--- start Exercise input ---

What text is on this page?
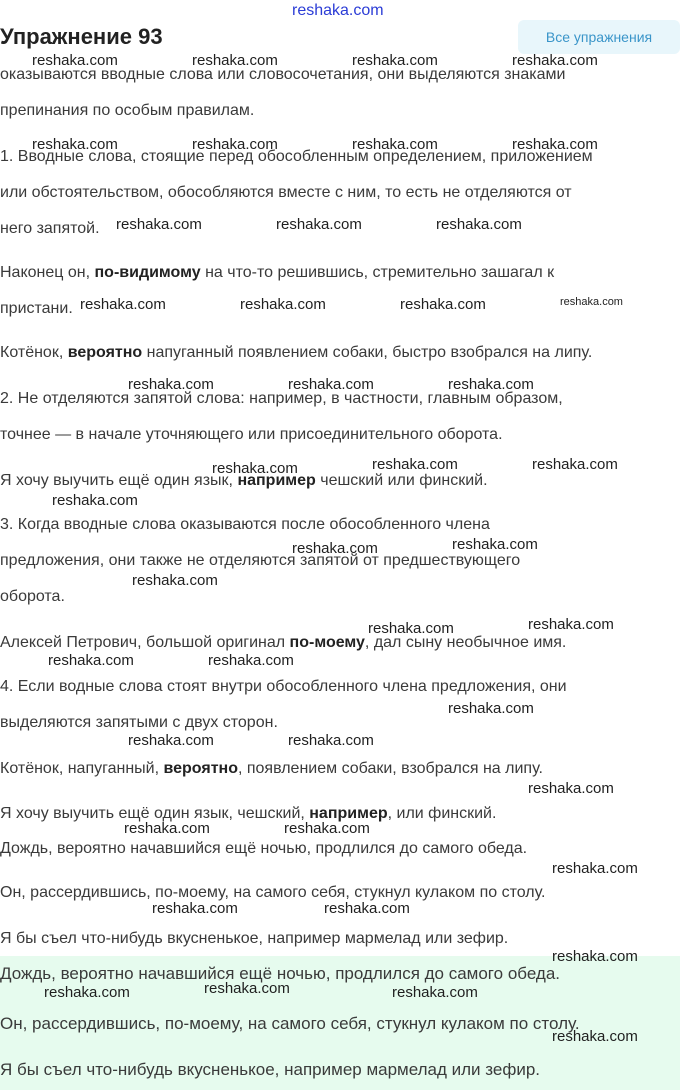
reshaka.com
Упражнение 93	Все упражнения
оказываются вводные слова или словосочетания, они выделяются знаками
препинания по особым правилам.
1. Вводные слова, стоящие перед обособленным определением, приложением
или обстоятельством, обособляются вместе с ним, то есть не отделяются от
него запятой.
Наконец он, по-видимому на что-то решившись, стремительно зашагал к
пристани.
Котёнок, вероятно напуганный появлением собаки, быстро взобрался на липу.
2. Не отделяются запятой слова: например, в частности, главным образом,
точнее — в начале уточняющего или присоединительного оборота.
Я хочу выучить ещё один язык, например чешский или финский.
3. Когда вводные слова оказываются после обособленного члена
предложения, они также не отделяются запятой от предшествующего
оборота.
Алексей Петрович, большой оригинал по-моему, дал сыну необычное имя.
4. Если водные слова стоят внутри обособленного члена предложения, они
выделяются запятыми с двух сторон.
Котёнок, напуганный, вероятно, появлением собаки, взобрался на липу.
Я хочу выучить ещё один язык, чешский, например, или финский.
Дождь, вероятно начавшийся ещё ночью, продлился до самого обеда.
Он, рассердившись, по-моему, на самого себя, стукнул кулаком по столу.
Я бы съел что-нибудь вкусненькое, например мармелад или зефир.
Дождь, вероятно начавшийся ещё ночью, продлился до самого обеда.
Он, рассердившись, по-моему, на самого себя, стукнул кулаком по столу.
Я бы съел что-нибудь вкусненькое, например мармелад или зефир.
reshaka.com	reshaka.com	reshaka.com	reshaka.com
reshaka.com	reshaka.com	reshaka.com	reshaka.com
reshaka.com	reshaka.com	reshaka.com
reshaka.com	reshaka.com	reshaka.com	reshaka.com
reshaka.com	reshaka.com	reshaka.com
reshaka.com	reshaka.com	reshaka.com
reshaka.com
reshaka.com	reshaka.com
reshaka.com
reshaka.com	reshaka.com
reshaka.com	reshaka.com
reshaka.com
reshaka.com	reshaka.com
reshaka.com
reshaka.com	reshaka.com
reshaka.com
reshaka.com	reshaka.com
reshaka.com
reshaka.com	reshaka.com	reshaka.com
reshaka.com
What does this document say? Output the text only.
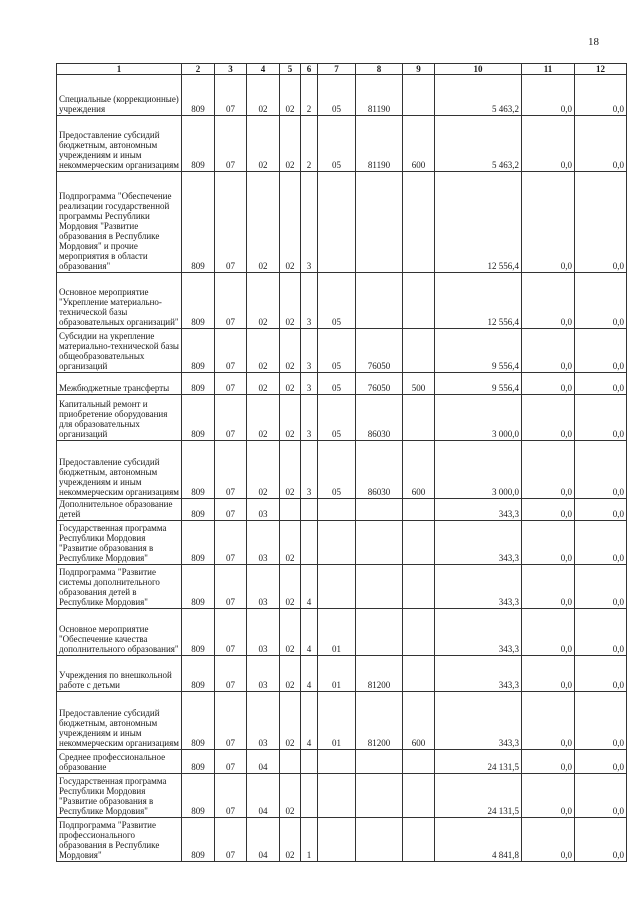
18
1	2	3	4	5	6	7	8	9	10	11	12
Специальные (коррекционные) учреждения	809	07	02	02	2	05	81190		5 463,2	0,0	0,0
Предоставление субсидий бюджетным, автономным учреждениям и иным некоммерческим организациям	809	07	02	02	2	05	81190	600	5 463,2	0,0	0,0
Подпрограмма "Обеспечение реализации государственной программы Республики Мордовия "Развитие образования в Республике Мордовия" и прочие мероприятия в области образования"	809	07	02	02	3				12 556,4	0,0	0,0
Основное мероприятие "Укрепление материально-технической базы образовательных организаций"	809	07	02	02	3	05			12 556,4	0,0	0,0
Субсидии на укрепление материально-технической базы общеобразовательных организаций	809	07	02	02	3	05	76050		9 556,4	0,0	0,0
Межбюджетные трансферты	809	07	02	02	3	05	76050	500	9 556,4	0,0	0,0
Капитальный ремонт и приобретение оборудования для образовательных организаций	809	07	02	02	3	05	86030		3 000,0	0,0	0,0
Предоставление субсидий бюджетным, автономным учреждениям и иным некоммерческим организациям	809	07	02	02	3	05	86030	600	3 000,0	0,0	0,0
Дополнительное образование детей	809	07	03						343,3	0,0	0,0
Государственная программа Республики Мордовия "Развитие образования в Республике Мордовия"	809	07	03	02					343,3	0,0	0,0
Подпрограмма "Развитие системы дополнительного образования детей в Республике Мордовия"	809	07	03	02	4				343,3	0,0	0,0
Основное мероприятие "Обеспечение качества дополнительного образования"	809	07	03	02	4	01			343,3	0,0	0,0
Учреждения по внешкольной работе с детьми	809	07	03	02	4	01	81200		343,3	0,0	0,0
Предоставление субсидий бюджетным, автономным учреждениям и иным некоммерческим организациям	809	07	03	02	4	01	81200	600	343,3	0,0	0,0
Среднее профессиональное образование	809	07	04						24 131,5	0,0	0,0
Государственная программа Республики Мордовия "Развитие образования в Республике Мордовия"	809	07	04	02					24 131,5	0,0	0,0
Подпрограмма "Развитие профессионального образования в Республике Мордовия"	809	07	04	02	1				4 841,8	0,0	0,0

--- end Exercise input ---

> What is asked
Copy out each line word for word, please, skipping the images.

> Answer for the task
What text is on this page?
reshaka.com
Упражнение 93	Все упражнения
оказываются вводные слова или словосочетания, они выделяются знаками
препинания по особым правилам.
1. Вводные слова, стоящие перед обособленным определением, приложением
или обстоятельством, обособляются вместе с ним, то есть не отделяются от
него запятой.
Наконец он, по-видимому на что-то решившись, стремительно зашагал к
пристани.
Котёнок, вероятно напуганный появлением собаки, быстро взобрался на липу.
2. Не отделяются запятой слова: например, в частности, главным образом,
точнее — в начале уточняющего или присоединительного оборота.
Я хочу выучить ещё один язык, например чешский или финский.
3. Когда вводные слова оказываются после обособленного члена
предложения, они также не отделяются запятой от предшествующего
оборота.
Алексей Петрович, большой оригинал по-моему, дал сыну необычное имя.
4. Если водные слова стоят внутри обособленного члена предложения, они
выделяются запятыми с двух сторон.
Котёнок, напуганный, вероятно, появлением собаки, взобрался на липу.
Я хочу выучить ещё один язык, чешский, например, или финский.
Дождь, вероятно начавшийся ещё ночью, продлился до самого обеда.
Он, рассердившись, по-моему, на самого себя, стукнул кулаком по столу.
Я бы съел что-нибудь вкусненькое, например мармелад или зефир.
Дождь, вероятно начавшийся ещё ночью, продлился до самого обеда.
Он, рассердившись, по-моему, на самого себя, стукнул кулаком по столу.
Я бы съел что-нибудь вкусненькое, например мармелад или зефир.
reshaka.com	reshaka.com	reshaka.com	reshaka.com
reshaka.com	reshaka.com	reshaka.com	reshaka.com
reshaka.com	reshaka.com	reshaka.com
reshaka.com	reshaka.com	reshaka.com	reshaka.com
reshaka.com	reshaka.com	reshaka.com
reshaka.com	reshaka.com	reshaka.com
reshaka.com
reshaka.com	reshaka.com
reshaka.com
reshaka.com	reshaka.com
reshaka.com	reshaka.com
reshaka.com
reshaka.com	reshaka.com
reshaka.com
reshaka.com	reshaka.com
reshaka.com
reshaka.com	reshaka.com
reshaka.com
reshaka.com	reshaka.com	reshaka.com
reshaka.com
What does this document say? Output the text only.
18
1	2	3	4	5	6	7	8	9	10	11	12
Специальные (коррекционные) учреждения	809	07	02	02	2	05	81190		5 463,2	0,0	0,0
Предоставление субсидий бюджетным, автономным учреждениям и иным некоммерческим организациям	809	07	02	02	2	05	81190	600	5 463,2	0,0	0,0
Подпрограмма "Обеспечение реализации государственной программы Республики Мордовия "Развитие образования в Республике Мордовия" и прочие мероприятия в области образования"	809	07	02	02	3				12 556,4	0,0	0,0
Основное мероприятие "Укрепление материально-технической базы образовательных организаций"	809	07	02	02	3	05			12 556,4	0,0	0,0
Субсидии на укрепление материально-технической базы общеобразовательных организаций	809	07	02	02	3	05	76050		9 556,4	0,0	0,0
Межбюджетные трансферты	809	07	02	02	3	05	76050	500	9 556,4	0,0	0,0
Капитальный ремонт и приобретение оборудования для образовательных организаций	809	07	02	02	3	05	86030		3 000,0	0,0	0,0
Предоставление субсидий бюджетным, автономным учреждениям и иным некоммерческим организациям	809	07	02	02	3	05	86030	600	3 000,0	0,0	0,0
Дополнительное образование детей	809	07	03						343,3	0,0	0,0
Государственная программа Республики Мордовия "Развитие образования в Республике Мордовия"	809	07	03	02					343,3	0,0	0,0
Подпрограмма "Развитие системы дополнительного образования детей в Республике Мордовия"	809	07	03	02	4				343,3	0,0	0,0
Основное мероприятие "Обеспечение качества дополнительного образования"	809	07	03	02	4	01			343,3	0,0	0,0
Учреждения по внешкольной работе с детьми	809	07	03	02	4	01	81200		343,3	0,0	0,0
Предоставление субсидий бюджетным, автономным учреждениям и иным некоммерческим организациям	809	07	03	02	4	01	81200	600	343,3	0,0	0,0
Среднее профессиональное образование	809	07	04						24 131,5	0,0	0,0
Государственная программа Республики Мордовия "Развитие образования в Республике Мордовия"	809	07	04	02					24 131,5	0,0	0,0
Подпрограмма "Развитие профессионального образования в Республике Мордовия"	809	07	04	02	1				4 841,8	0,0	0,0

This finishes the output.